JOBS:
#1 In the interview, turn the paragraph that begins "Oh, we played football" into a short bulleted list that keeps its main facts.
#2 In the interview, what elementary school did the person being interviewed attend?

KS: I was born in Monterey, California, 1930.

RD: And your parents?

KS: My parents were born in Japan. My father was born in Shizuoka-ken, my mother was born in... I'm sorry, retake that, I got the place mixed up. My father was born in Aichi-ken and my mother was born in Shizuoka-ken.

RD: And do you know when they came here?

KS: I believe it was 1924.

RD: Where did you go to school?

KS: I went to school at Avalon Boulevard elementary school in Wilmington, California.

RD: And what was your life like before camp? What I'm looking here for is an "all-American story."

KS: Oh, we played football, Kick the Can... oh, we went swimming a lot because we lived right next to the Los Angeles Harbor. Our neighborhood was a bunch of Japanese families that was composed of the fishing industry, and all our parents worked either in the fishing cannery or on the fishing boats. And the fishing boats were docked right at the end of our little neighborhood on a dock there in Los Angeles Harbor, Wilmington, that is. And also did a lot of swimming, diving off the fishing boat into the harbor, and spent all summer long in our bathing suits. And next door to our little Japanese fishing village was a little ship repair shop, and they were contracting with all the Hollywood movie studios and they were refurbishing and building, fixing up sailing ships and all these types of interesting seacrafts for the movie industry.

GIVEN INFORMATION:
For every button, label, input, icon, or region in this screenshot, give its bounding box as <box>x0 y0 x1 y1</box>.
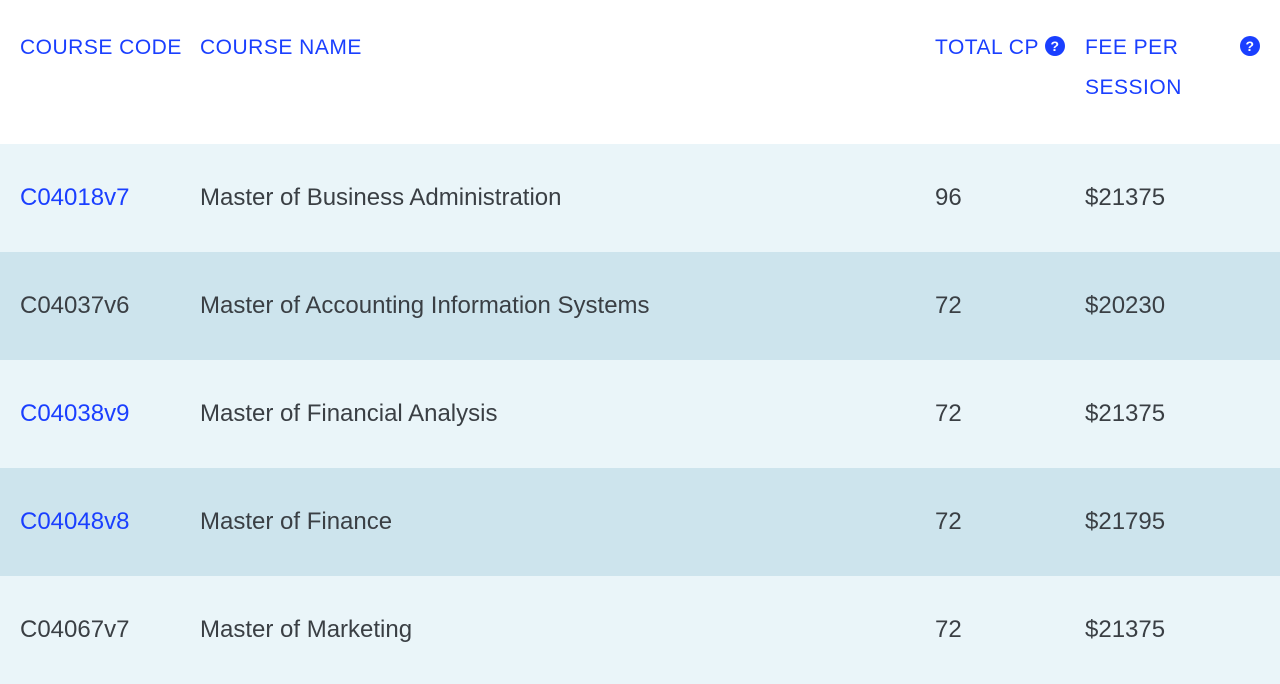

RESPONSES PER TASK:
#1
- Played football and Kick the Can.
- Swam a lot, since the family lived right next to the Los Angeles Harbor. The kids dove off the fishing boats into the harbor and spent all summer in bathing suits.
- The neighborhood was made up of Japanese families in the fishing industry. The parents all worked either in the fishing cannery or on the fishing boats.
- The fishing boats were docked at the end of the neighborhood, on a dock in the harbor at Wilmington.
- Next door was a small ship repair shop that contracted with Hollywood movie studios. It built and fixed up sailing ships and other seacraft for the movie industry.

#2 Avalon Boulevard elementary school in Wilmington, California.